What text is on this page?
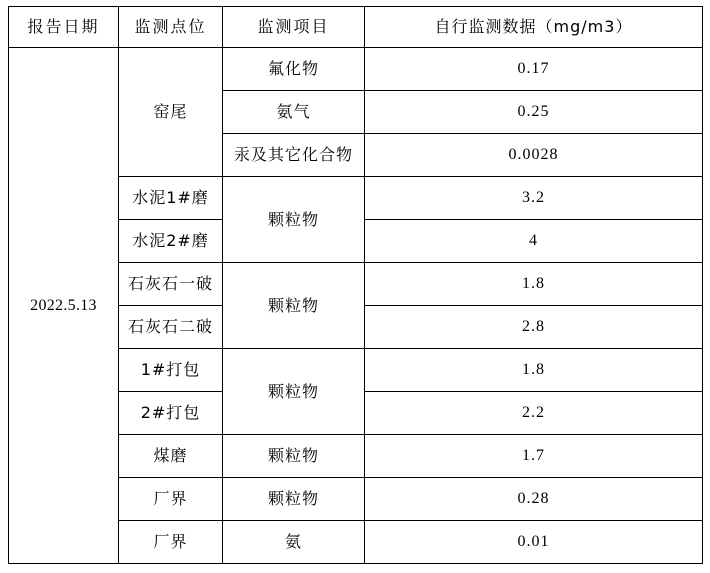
报告日期	监测点位	监测项目	自行监测数据（mg/m3）
2022.5.13	窑尾	氟化物	0.17
		氨气	0.25
		汞及其它化合物	0.0028
	水泥1#磨	颗粒物	3.2
	水泥2#磨		4
	石灰石一破	颗粒物	1.8
	石灰石二破		2.8
	1#打包	颗粒物	1.8
	2#打包		2.2
	煤磨	颗粒物	1.7
	厂界	颗粒物	0.28
	厂界	氨	0.01
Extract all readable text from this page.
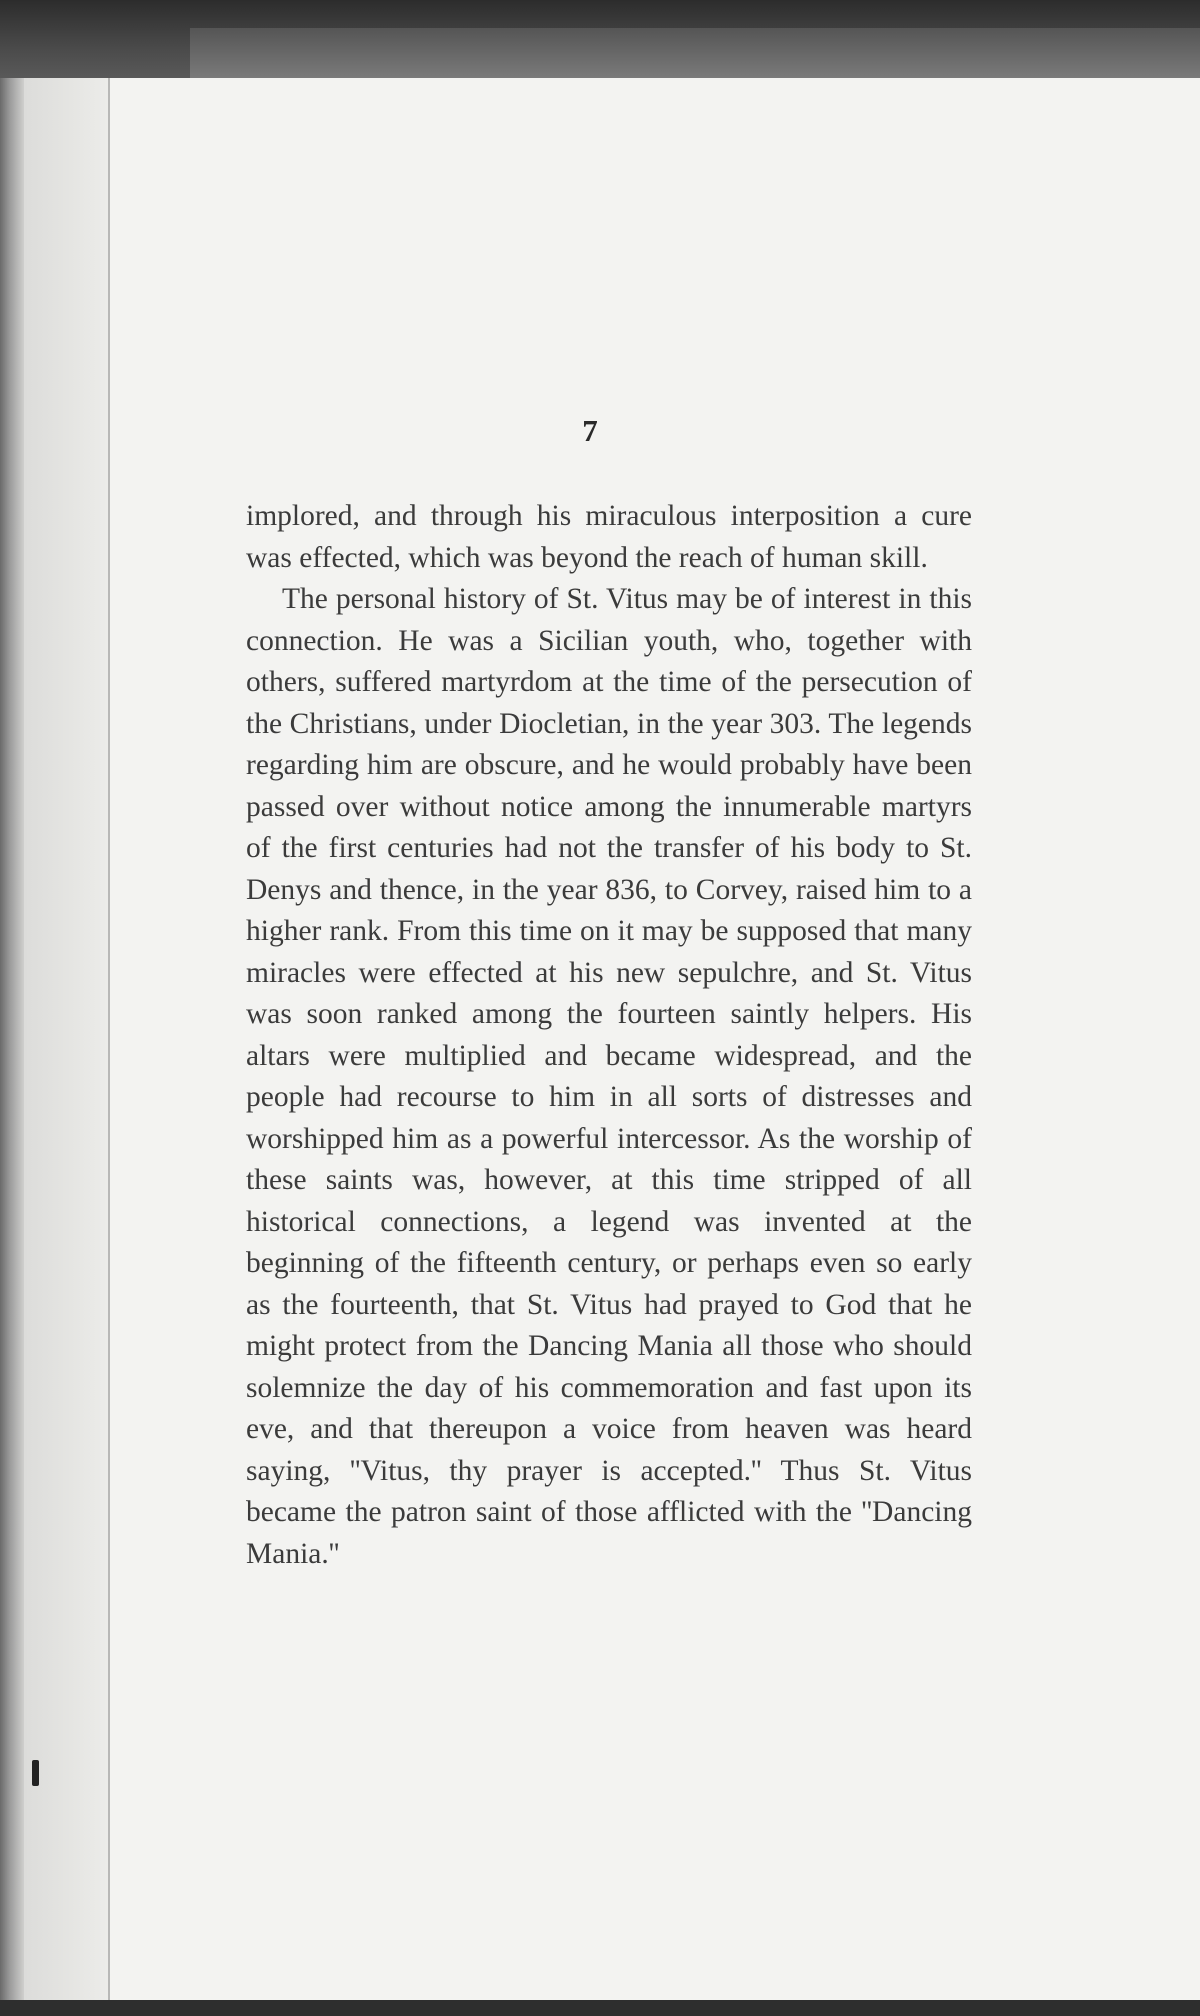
7

implored, and through his miraculous interposition a cure was effected, which was beyond the reach of human skill.

The personal history of St. Vitus may be of interest in this connection. He was a Sicilian youth, who, together with others, suffered martyrdom at the time of the persecution of the Christians, under Diocletian, in the year 303. The legends regarding him are obscure, and he would probably have been passed over without notice among the innumerable martyrs of the first centuries had not the transfer of his body to St. Denys and thence, in the year 836, to Corvey, raised him to a higher rank. From this time on it may be supposed that many miracles were effected at his new sepulchre, and St. Vitus was soon ranked among the fourteen saintly helpers. His altars were multiplied and became widespread, and the people had recourse to him in all sorts of distresses and worshipped him as a powerful intercessor. As the worship of these saints was, however, at this time stripped of all historical connections, a legend was invented at the beginning of the fifteenth century, or perhaps even so early as the fourteenth, that St. Vitus had prayed to God that he might protect from the Dancing Mania all those who should solemnize the day of his commemoration and fast upon its eve, and that thereupon a voice from heaven was heard saying, ''Vitus, thy prayer is accepted.'' Thus St. Vitus became the patron saint of those afflicted with the ''Dancing Mania.''
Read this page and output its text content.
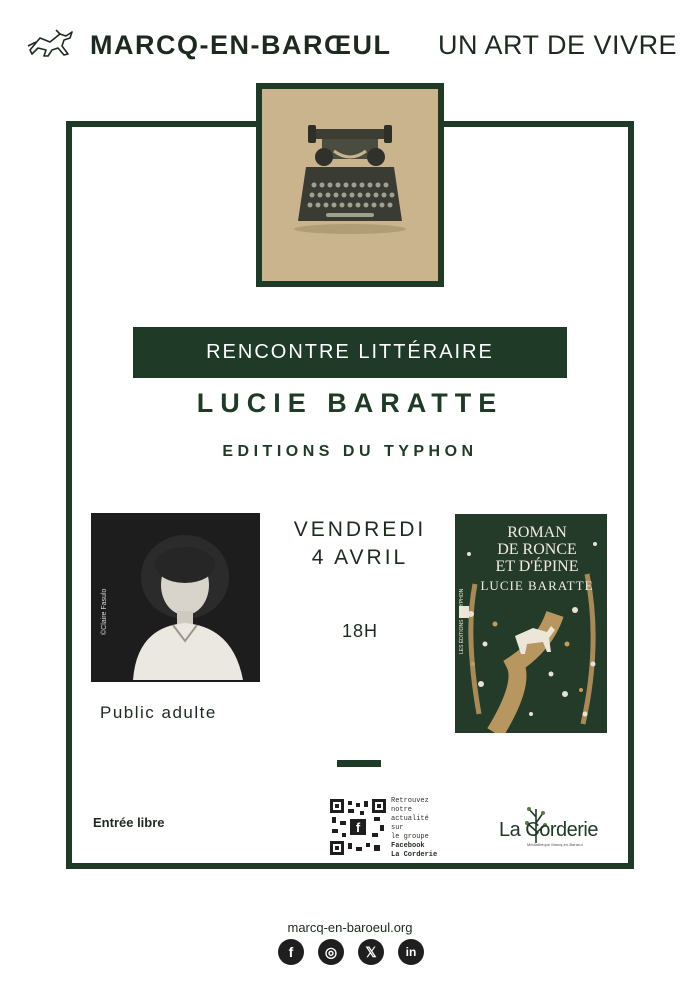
MARCQ-EN-BARŒUL UN ART DE VIVRE
RENCONTRE LITTÉRAIRE
LUCIE BARATTE
EDITIONS DU TYPHON
©Claire Fasulo
Public adulte
VENDREDI
4 AVRIL
18H
ROMAN
DE RONCE
ET D'ÉPINE
LUCIE BARATTE
LES ÉDITIONS DU TYPHON
Entrée libre	f
Retrouvez
notre
actualité
sur
le groupe
Facebook
La Corderie
La Corderie
Médiathèque Marcq-en-Barœul
marcq-en-baroeul.org
f	◎	𝕏	in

### DIRECTIONS FOR THIS TASK
Output only the lines from the one that contains "Read this page and output its text content." to the end of the entries above, both end lines included, and drop the pictures.

### RESULT OF THIS EXERCISE
Read this page and output its text content.
MARCQ-EN-BARŒUL UN ART DE VIVRE
RENCONTRE LITTÉRAIRE
LUCIE BARATTE
EDITIONS DU TYPHON
©Claire Fasulo
Public adulte
VENDREDI
4 AVRIL
18H
ROMAN
DE RONCE
ET D'ÉPINE
LUCIE BARATTE
LES ÉDITIONS DU TYPHON
Entrée libre	f
Retrouvez
notre
actualité
sur
le groupe
Facebook
La Corderie
La Corderie
Médiathèque Marcq-en-Barœul
marcq-en-baroeul.org
f	◎	𝕏	in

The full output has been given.